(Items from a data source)
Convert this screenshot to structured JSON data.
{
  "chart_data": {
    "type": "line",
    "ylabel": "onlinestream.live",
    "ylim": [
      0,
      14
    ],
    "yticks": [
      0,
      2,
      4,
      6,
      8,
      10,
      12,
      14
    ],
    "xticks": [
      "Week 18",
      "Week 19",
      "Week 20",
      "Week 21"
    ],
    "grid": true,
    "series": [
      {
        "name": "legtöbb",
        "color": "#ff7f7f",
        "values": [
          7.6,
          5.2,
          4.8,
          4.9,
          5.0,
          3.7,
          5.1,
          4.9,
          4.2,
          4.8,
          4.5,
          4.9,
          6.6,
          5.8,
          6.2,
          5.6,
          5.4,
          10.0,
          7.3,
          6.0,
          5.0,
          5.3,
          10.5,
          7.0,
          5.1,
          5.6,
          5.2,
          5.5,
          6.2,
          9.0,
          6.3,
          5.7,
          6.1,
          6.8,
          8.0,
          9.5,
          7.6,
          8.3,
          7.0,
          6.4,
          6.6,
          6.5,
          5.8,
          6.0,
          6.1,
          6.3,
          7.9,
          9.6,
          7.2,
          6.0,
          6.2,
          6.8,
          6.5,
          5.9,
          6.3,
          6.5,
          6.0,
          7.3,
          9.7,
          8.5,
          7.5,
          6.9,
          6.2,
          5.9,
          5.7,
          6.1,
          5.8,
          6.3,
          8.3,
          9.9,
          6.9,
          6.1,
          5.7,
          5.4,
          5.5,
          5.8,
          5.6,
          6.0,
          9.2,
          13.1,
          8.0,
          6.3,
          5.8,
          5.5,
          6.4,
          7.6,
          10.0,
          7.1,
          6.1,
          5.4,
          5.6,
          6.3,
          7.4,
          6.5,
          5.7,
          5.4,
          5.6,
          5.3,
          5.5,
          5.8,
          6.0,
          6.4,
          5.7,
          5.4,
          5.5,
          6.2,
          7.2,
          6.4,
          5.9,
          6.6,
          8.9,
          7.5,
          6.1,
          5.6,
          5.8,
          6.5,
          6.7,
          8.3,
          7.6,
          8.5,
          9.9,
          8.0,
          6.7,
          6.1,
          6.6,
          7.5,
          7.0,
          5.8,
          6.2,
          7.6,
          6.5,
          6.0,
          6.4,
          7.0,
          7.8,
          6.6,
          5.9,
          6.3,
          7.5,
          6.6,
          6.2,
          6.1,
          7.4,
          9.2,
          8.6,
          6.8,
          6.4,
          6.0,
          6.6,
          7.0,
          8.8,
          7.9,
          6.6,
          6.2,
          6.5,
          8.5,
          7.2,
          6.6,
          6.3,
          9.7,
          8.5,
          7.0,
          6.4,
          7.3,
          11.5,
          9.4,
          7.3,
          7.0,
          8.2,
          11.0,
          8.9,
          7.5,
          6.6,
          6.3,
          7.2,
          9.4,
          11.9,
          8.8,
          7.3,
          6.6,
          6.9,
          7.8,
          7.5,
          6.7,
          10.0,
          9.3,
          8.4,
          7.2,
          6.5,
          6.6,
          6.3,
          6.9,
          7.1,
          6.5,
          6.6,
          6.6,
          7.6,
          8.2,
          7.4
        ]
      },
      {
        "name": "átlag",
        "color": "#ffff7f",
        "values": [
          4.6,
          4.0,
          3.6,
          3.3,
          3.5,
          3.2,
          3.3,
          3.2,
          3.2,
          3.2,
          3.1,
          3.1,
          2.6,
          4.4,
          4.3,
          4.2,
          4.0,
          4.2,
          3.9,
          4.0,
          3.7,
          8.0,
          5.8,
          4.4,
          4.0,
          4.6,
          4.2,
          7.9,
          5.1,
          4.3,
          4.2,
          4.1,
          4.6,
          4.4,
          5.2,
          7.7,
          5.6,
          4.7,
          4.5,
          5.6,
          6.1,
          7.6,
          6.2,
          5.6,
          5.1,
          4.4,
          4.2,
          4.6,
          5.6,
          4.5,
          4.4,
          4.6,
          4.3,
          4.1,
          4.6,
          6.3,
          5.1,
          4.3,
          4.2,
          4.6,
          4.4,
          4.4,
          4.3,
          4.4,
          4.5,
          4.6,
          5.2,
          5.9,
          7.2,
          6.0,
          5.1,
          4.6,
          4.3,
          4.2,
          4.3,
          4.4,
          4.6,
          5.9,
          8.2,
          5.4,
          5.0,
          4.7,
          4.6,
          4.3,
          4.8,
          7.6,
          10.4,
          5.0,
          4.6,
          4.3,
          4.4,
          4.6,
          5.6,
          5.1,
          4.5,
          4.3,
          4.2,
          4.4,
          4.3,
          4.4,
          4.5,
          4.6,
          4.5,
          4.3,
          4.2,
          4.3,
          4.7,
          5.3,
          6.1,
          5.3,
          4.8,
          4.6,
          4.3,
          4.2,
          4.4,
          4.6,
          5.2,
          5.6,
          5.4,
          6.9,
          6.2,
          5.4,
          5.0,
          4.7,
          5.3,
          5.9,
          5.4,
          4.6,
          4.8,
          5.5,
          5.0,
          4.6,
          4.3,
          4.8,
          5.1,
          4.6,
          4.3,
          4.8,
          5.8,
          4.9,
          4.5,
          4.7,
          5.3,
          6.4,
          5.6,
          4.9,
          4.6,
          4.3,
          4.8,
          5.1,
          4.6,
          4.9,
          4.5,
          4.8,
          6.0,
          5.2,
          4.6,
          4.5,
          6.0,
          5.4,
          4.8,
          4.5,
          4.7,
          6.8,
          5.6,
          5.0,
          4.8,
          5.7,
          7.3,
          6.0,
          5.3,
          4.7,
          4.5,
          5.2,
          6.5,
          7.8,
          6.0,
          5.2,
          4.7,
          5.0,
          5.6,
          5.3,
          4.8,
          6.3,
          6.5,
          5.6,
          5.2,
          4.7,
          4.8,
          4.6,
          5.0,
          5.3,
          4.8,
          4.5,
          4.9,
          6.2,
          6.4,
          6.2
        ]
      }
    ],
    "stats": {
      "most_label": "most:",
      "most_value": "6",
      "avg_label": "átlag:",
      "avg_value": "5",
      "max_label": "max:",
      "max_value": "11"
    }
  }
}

* Stated problem: Reproduce the records in full, exactly as written.

* Task response:
Convert this screenshot to structured JSON data.
{
  "chart_data": {
    "type": "line",
    "ylabel": "onlinestream.live",
    "ylim": [
      0,
      14
    ],
    "yticks": [
      0,
      2,
      4,
      6,
      8,
      10,
      12,
      14
    ],
    "xticks": [
      "Week 18",
      "Week 19",
      "Week 20",
      "Week 21"
    ],
    "grid": true,
    "series": [
      {
        "name": "legtöbb",
        "color": "#ff7f7f",
        "values": [
          7.6,
          5.2,
          4.8,
          4.9,
          5.0,
          3.7,
          5.1,
          4.9,
          4.2,
          4.8,
          4.5,
          4.9,
          6.6,
          5.8,
          6.2,
          5.6,
          5.4,
          10.0,
          7.3,
          6.0,
          5.0,
          5.3,
          10.5,
          7.0,
          5.1,
          5.6,
          5.2,
          5.5,
          6.2,
          9.0,
          6.3,
          5.7,
          6.1,
          6.8,
          8.0,
          9.5,
          7.6,
          8.3,
          7.0,
          6.4,
          6.6,
          6.5,
          5.8,
          6.0,
          6.1,
          6.3,
          7.9,
          9.6,
          7.2,
          6.0,
          6.2,
          6.8,
          6.5,
          5.9,
          6.3,
          6.5,
          6.0,
          7.3,
          9.7,
          8.5,
          7.5,
          6.9,
          6.2,
          5.9,
          5.7,
          6.1,
          5.8,
          6.3,
          8.3,
          9.9,
          6.9,
          6.1,
          5.7,
          5.4,
          5.5,
          5.8,
          5.6,
          6.0,
          9.2,
          13.1,
          8.0,
          6.3,
          5.8,
          5.5,
          6.4,
          7.6,
          10.0,
          7.1,
          6.1,
          5.4,
          5.6,
          6.3,
          7.4,
          6.5,
          5.7,
          5.4,
          5.6,
          5.3,
          5.5,
          5.8,
          6.0,
          6.4,
          5.7,
          5.4,
          5.5,
          6.2,
          7.2,
          6.4,
          5.9,
          6.6,
          8.9,
          7.5,
          6.1,
          5.6,
          5.8,
          6.5,
          6.7,
          8.3,
          7.6,
          8.5,
          9.9,
          8.0,
          6.7,
          6.1,
          6.6,
          7.5,
          7.0,
          5.8,
          6.2,
          7.6,
          6.5,
          6.0,
          6.4,
          7.0,
          7.8,
          6.6,
          5.9,
          6.3,
          7.5,
          6.6,
          6.2,
          6.1,
          7.4,
          9.2,
          8.6,
          6.8,
          6.4,
          6.0,
          6.6,
          7.0,
          8.8,
          7.9,
          6.6,
          6.2,
          6.5,
          8.5,
          7.2,
          6.6,
          6.3,
          9.7,
          8.5,
          7.0,
          6.4,
          7.3,
          11.5,
          9.4,
          7.3,
          7.0,
          8.2,
          11.0,
          8.9,
          7.5,
          6.6,
          6.3,
          7.2,
          9.4,
          11.9,
          8.8,
          7.3,
          6.6,
          6.9,
          7.8,
          7.5,
          6.7,
          10.0,
          9.3,
          8.4,
          7.2,
          6.5,
          6.6,
          6.3,
          6.9,
          7.1,
          6.5,
          6.6,
          6.6,
          7.6,
          8.2,
          7.4
        ]
      },
      {
        "name": "átlag",
        "color": "#ffff7f",
        "values": [
          4.6,
          4.0,
          3.6,
          3.3,
          3.5,
          3.2,
          3.3,
          3.2,
          3.2,
          3.2,
          3.1,
          3.1,
          2.6,
          4.4,
          4.3,
          4.2,
          4.0,
          4.2,
          3.9,
          4.0,
          3.7,
          8.0,
          5.8,
          4.4,
          4.0,
          4.6,
          4.2,
          7.9,
          5.1,
          4.3,
          4.2,
          4.1,
          4.6,
          4.4,
          5.2,
          7.7,
          5.6,
          4.7,
          4.5,
          5.6,
          6.1,
          7.6,
          6.2,
          5.6,
          5.1,
          4.4,
          4.2,
          4.6,
          5.6,
          4.5,
          4.4,
          4.6,
          4.3,
          4.1,
          4.6,
          6.3,
          5.1,
          4.3,
          4.2,
          4.6,
          4.4,
          4.4,
          4.3,
          4.4,
          4.5,
          4.6,
          5.2,
          5.9,
          7.2,
          6.0,
          5.1,
          4.6,
          4.3,
          4.2,
          4.3,
          4.4,
          4.6,
          5.9,
          8.2,
          5.4,
          5.0,
          4.7,
          4.6,
          4.3,
          4.8,
          7.6,
          10.4,
          5.0,
          4.6,
          4.3,
          4.4,
          4.6,
          5.6,
          5.1,
          4.5,
          4.3,
          4.2,
          4.4,
          4.3,
          4.4,
          4.5,
          4.6,
          4.5,
          4.3,
          4.2,
          4.3,
          4.7,
          5.3,
          6.1,
          5.3,
          4.8,
          4.6,
          4.3,
          4.2,
          4.4,
          4.6,
          5.2,
          5.6,
          5.4,
          6.9,
          6.2,
          5.4,
          5.0,
          4.7,
          5.3,
          5.9,
          5.4,
          4.6,
          4.8,
          5.5,
          5.0,
          4.6,
          4.3,
          4.8,
          5.1,
          4.6,
          4.3,
          4.8,
          5.8,
          4.9,
          4.5,
          4.7,
          5.3,
          6.4,
          5.6,
          4.9,
          4.6,
          4.3,
          4.8,
          5.1,
          4.6,
          4.9,
          4.5,
          4.8,
          6.0,
          5.2,
          4.6,
          4.5,
          6.0,
          5.4,
          4.8,
          4.5,
          4.7,
          6.8,
          5.6,
          5.0,
          4.8,
          5.7,
          7.3,
          6.0,
          5.3,
          4.7,
          4.5,
          5.2,
          6.5,
          7.8,
          6.0,
          5.2,
          4.7,
          5.0,
          5.6,
          5.3,
          4.8,
          6.3,
          6.5,
          5.6,
          5.2,
          4.7,
          4.8,
          4.6,
          5.0,
          5.3,
          4.8,
          4.5,
          4.9,
          6.2,
          6.4,
          6.2
        ]
      }
    ],
    "stats": {
      "most_label": "most:",
      "most_value": "6",
      "avg_label": "átlag:",
      "avg_value": "5",
      "max_label": "max:",
      "max_value": "11"
    }
  }
}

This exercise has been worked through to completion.